Excerpts from a figure dataset:
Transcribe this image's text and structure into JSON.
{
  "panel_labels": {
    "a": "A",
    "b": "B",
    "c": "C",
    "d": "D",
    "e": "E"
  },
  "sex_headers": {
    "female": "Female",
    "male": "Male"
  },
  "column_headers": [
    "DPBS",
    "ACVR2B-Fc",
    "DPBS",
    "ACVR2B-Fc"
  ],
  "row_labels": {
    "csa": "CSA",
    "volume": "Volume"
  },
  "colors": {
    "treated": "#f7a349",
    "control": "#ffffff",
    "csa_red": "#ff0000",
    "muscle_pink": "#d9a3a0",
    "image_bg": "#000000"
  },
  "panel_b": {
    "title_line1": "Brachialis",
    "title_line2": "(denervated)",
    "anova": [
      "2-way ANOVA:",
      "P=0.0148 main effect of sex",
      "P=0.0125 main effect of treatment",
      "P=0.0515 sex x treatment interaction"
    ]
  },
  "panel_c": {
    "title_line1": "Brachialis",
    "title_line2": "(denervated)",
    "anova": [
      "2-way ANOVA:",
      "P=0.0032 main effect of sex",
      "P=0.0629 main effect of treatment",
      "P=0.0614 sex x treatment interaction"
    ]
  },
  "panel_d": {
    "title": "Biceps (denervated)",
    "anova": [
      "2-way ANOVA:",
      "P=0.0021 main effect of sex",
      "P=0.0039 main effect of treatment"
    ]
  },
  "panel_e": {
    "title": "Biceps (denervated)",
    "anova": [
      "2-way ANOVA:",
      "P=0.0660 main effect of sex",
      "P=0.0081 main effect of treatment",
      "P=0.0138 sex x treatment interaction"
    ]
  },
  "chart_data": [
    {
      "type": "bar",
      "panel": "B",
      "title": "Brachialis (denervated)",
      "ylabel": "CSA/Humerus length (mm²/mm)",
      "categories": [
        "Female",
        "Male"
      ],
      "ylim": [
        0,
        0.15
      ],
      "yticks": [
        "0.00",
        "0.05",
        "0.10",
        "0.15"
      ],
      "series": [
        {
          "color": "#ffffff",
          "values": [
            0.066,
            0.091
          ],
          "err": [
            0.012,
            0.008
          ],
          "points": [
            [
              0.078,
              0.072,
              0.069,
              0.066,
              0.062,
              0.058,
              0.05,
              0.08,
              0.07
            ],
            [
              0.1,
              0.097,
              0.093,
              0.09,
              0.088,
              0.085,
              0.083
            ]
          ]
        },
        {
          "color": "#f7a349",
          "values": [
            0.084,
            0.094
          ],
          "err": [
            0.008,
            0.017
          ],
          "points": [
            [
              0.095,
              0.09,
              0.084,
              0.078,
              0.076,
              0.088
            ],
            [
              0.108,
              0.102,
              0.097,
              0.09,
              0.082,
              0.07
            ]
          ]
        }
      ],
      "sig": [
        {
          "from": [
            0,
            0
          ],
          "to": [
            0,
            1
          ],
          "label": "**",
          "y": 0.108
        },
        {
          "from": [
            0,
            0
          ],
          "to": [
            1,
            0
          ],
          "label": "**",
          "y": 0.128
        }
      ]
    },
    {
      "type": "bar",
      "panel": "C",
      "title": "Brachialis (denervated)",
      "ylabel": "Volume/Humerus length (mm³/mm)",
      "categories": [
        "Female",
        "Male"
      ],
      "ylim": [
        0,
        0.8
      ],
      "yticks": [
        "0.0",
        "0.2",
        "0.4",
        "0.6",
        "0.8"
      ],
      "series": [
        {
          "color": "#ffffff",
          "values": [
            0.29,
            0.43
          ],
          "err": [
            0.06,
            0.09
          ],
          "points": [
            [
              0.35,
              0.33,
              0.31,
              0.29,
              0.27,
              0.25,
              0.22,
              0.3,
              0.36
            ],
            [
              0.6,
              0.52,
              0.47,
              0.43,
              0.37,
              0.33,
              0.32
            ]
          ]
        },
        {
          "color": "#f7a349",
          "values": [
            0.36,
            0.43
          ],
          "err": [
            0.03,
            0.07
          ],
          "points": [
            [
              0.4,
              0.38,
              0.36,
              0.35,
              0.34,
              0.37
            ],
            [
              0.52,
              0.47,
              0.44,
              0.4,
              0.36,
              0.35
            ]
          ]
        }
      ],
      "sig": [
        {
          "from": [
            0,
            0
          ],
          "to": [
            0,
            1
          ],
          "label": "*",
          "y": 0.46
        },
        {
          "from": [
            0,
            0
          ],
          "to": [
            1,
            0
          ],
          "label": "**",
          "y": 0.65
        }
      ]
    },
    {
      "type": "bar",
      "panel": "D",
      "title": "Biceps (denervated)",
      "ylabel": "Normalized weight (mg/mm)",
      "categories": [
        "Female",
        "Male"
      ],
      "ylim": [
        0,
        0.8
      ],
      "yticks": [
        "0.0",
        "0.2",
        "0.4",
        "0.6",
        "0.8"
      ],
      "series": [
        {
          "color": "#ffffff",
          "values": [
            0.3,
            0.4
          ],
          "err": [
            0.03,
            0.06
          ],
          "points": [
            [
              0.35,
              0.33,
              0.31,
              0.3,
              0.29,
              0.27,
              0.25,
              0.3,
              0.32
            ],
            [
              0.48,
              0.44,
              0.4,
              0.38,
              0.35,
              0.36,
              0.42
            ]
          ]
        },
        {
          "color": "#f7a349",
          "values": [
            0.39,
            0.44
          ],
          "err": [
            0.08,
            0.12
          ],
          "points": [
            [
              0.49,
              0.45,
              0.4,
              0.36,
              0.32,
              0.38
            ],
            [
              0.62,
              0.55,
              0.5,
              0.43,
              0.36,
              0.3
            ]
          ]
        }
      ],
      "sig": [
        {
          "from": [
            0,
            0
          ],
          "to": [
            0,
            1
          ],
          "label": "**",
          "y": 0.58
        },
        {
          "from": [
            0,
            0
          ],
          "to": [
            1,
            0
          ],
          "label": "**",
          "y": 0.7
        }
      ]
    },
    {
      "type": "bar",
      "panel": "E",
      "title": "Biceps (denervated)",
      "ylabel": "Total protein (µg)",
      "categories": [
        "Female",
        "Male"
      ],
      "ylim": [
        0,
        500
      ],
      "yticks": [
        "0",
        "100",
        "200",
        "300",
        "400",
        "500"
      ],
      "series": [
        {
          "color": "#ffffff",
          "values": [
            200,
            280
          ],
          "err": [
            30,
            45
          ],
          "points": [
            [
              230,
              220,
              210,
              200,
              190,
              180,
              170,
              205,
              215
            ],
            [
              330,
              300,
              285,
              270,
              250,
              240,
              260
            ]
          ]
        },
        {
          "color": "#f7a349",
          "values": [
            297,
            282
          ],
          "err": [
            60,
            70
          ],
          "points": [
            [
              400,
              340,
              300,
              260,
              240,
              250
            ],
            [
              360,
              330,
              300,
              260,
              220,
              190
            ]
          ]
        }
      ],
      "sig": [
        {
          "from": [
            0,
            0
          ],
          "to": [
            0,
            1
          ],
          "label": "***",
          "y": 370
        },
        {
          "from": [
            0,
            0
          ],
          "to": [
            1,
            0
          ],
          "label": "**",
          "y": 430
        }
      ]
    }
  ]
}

- Assigned task: Above are the records; retype them all without a single difference.

- Your solution:
Transcribe this image's text and structure into JSON.
{
  "panel_labels": {
    "a": "A",
    "b": "B",
    "c": "C",
    "d": "D",
    "e": "E"
  },
  "sex_headers": {
    "female": "Female",
    "male": "Male"
  },
  "column_headers": [
    "DPBS",
    "ACVR2B-Fc",
    "DPBS",
    "ACVR2B-Fc"
  ],
  "row_labels": {
    "csa": "CSA",
    "volume": "Volume"
  },
  "colors": {
    "treated": "#f7a349",
    "control": "#ffffff",
    "csa_red": "#ff0000",
    "muscle_pink": "#d9a3a0",
    "image_bg": "#000000"
  },
  "panel_b": {
    "title_line1": "Brachialis",
    "title_line2": "(denervated)",
    "anova": [
      "2-way ANOVA:",
      "P=0.0148 main effect of sex",
      "P=0.0125 main effect of treatment",
      "P=0.0515 sex x treatment interaction"
    ]
  },
  "panel_c": {
    "title_line1": "Brachialis",
    "title_line2": "(denervated)",
    "anova": [
      "2-way ANOVA:",
      "P=0.0032 main effect of sex",
      "P=0.0629 main effect of treatment",
      "P=0.0614 sex x treatment interaction"
    ]
  },
  "panel_d": {
    "title": "Biceps (denervated)",
    "anova": [
      "2-way ANOVA:",
      "P=0.0021 main effect of sex",
      "P=0.0039 main effect of treatment"
    ]
  },
  "panel_e": {
    "title": "Biceps (denervated)",
    "anova": [
      "2-way ANOVA:",
      "P=0.0660 main effect of sex",
      "P=0.0081 main effect of treatment",
      "P=0.0138 sex x treatment interaction"
    ]
  },
  "chart_data": [
    {
      "type": "bar",
      "panel": "B",
      "title": "Brachialis (denervated)",
      "ylabel": "CSA/Humerus length (mm²/mm)",
      "categories": [
        "Female",
        "Male"
      ],
      "ylim": [
        0,
        0.15
      ],
      "yticks": [
        "0.00",
        "0.05",
        "0.10",
        "0.15"
      ],
      "series": [
        {
          "color": "#ffffff",
          "values": [
            0.066,
            0.091
          ],
          "err": [
            0.012,
            0.008
          ],
          "points": [
            [
              0.078,
              0.072,
              0.069,
              0.066,
              0.062,
              0.058,
              0.05,
              0.08,
              0.07
            ],
            [
              0.1,
              0.097,
              0.093,
              0.09,
              0.088,
              0.085,
              0.083
            ]
          ]
        },
        {
          "color": "#f7a349",
          "values": [
            0.084,
            0.094
          ],
          "err": [
            0.008,
            0.017
          ],
          "points": [
            [
              0.095,
              0.09,
              0.084,
              0.078,
              0.076,
              0.088
            ],
            [
              0.108,
              0.102,
              0.097,
              0.09,
              0.082,
              0.07
            ]
          ]
        }
      ],
      "sig": [
        {
          "from": [
            0,
            0
          ],
          "to": [
            0,
            1
          ],
          "label": "**",
          "y": 0.108
        },
        {
          "from": [
            0,
            0
          ],
          "to": [
            1,
            0
          ],
          "label": "**",
          "y": 0.128
        }
      ]
    },
    {
      "type": "bar",
      "panel": "C",
      "title": "Brachialis (denervated)",
      "ylabel": "Volume/Humerus length (mm³/mm)",
      "categories": [
        "Female",
        "Male"
      ],
      "ylim": [
        0,
        0.8
      ],
      "yticks": [
        "0.0",
        "0.2",
        "0.4",
        "0.6",
        "0.8"
      ],
      "series": [
        {
          "color": "#ffffff",
          "values": [
            0.29,
            0.43
          ],
          "err": [
            0.06,
            0.09
          ],
          "points": [
            [
              0.35,
              0.33,
              0.31,
              0.29,
              0.27,
              0.25,
              0.22,
              0.3,
              0.36
            ],
            [
              0.6,
              0.52,
              0.47,
              0.43,
              0.37,
              0.33,
              0.32
            ]
          ]
        },
        {
          "color": "#f7a349",
          "values": [
            0.36,
            0.43
          ],
          "err": [
            0.03,
            0.07
          ],
          "points": [
            [
              0.4,
              0.38,
              0.36,
              0.35,
              0.34,
              0.37
            ],
            [
              0.52,
              0.47,
              0.44,
              0.4,
              0.36,
              0.35
            ]
          ]
        }
      ],
      "sig": [
        {
          "from": [
            0,
            0
          ],
          "to": [
            0,
            1
          ],
          "label": "*",
          "y": 0.46
        },
        {
          "from": [
            0,
            0
          ],
          "to": [
            1,
            0
          ],
          "label": "**",
          "y": 0.65
        }
      ]
    },
    {
      "type": "bar",
      "panel": "D",
      "title": "Biceps (denervated)",
      "ylabel": "Normalized weight (mg/mm)",
      "categories": [
        "Female",
        "Male"
      ],
      "ylim": [
        0,
        0.8
      ],
      "yticks": [
        "0.0",
        "0.2",
        "0.4",
        "0.6",
        "0.8"
      ],
      "series": [
        {
          "color": "#ffffff",
          "values": [
            0.3,
            0.4
          ],
          "err": [
            0.03,
            0.06
          ],
          "points": [
            [
              0.35,
              0.33,
              0.31,
              0.3,
              0.29,
              0.27,
              0.25,
              0.3,
              0.32
            ],
            [
              0.48,
              0.44,
              0.4,
              0.38,
              0.35,
              0.36,
              0.42
            ]
          ]
        },
        {
          "color": "#f7a349",
          "values": [
            0.39,
            0.44
          ],
          "err": [
            0.08,
            0.12
          ],
          "points": [
            [
              0.49,
              0.45,
              0.4,
              0.36,
              0.32,
              0.38
            ],
            [
              0.62,
              0.55,
              0.5,
              0.43,
              0.36,
              0.3
            ]
          ]
        }
      ],
      "sig": [
        {
          "from": [
            0,
            0
          ],
          "to": [
            0,
            1
          ],
          "label": "**",
          "y": 0.58
        },
        {
          "from": [
            0,
            0
          ],
          "to": [
            1,
            0
          ],
          "label": "**",
          "y": 0.7
        }
      ]
    },
    {
      "type": "bar",
      "panel": "E",
      "title": "Biceps (denervated)",
      "ylabel": "Total protein (µg)",
      "categories": [
        "Female",
        "Male"
      ],
      "ylim": [
        0,
        500
      ],
      "yticks": [
        "0",
        "100",
        "200",
        "300",
        "400",
        "500"
      ],
      "series": [
        {
          "color": "#ffffff",
          "values": [
            200,
            280
          ],
          "err": [
            30,
            45
          ],
          "points": [
            [
              230,
              220,
              210,
              200,
              190,
              180,
              170,
              205,
              215
            ],
            [
              330,
              300,
              285,
              270,
              250,
              240,
              260
            ]
          ]
        },
        {
          "color": "#f7a349",
          "values": [
            297,
            282
          ],
          "err": [
            60,
            70
          ],
          "points": [
            [
              400,
              340,
              300,
              260,
              240,
              250
            ],
            [
              360,
              330,
              300,
              260,
              220,
              190
            ]
          ]
        }
      ],
      "sig": [
        {
          "from": [
            0,
            0
          ],
          "to": [
            0,
            1
          ],
          "label": "***",
          "y": 370
        },
        {
          "from": [
            0,
            0
          ],
          "to": [
            1,
            0
          ],
          "label": "**",
          "y": 430
        }
      ]
    }
  ]
}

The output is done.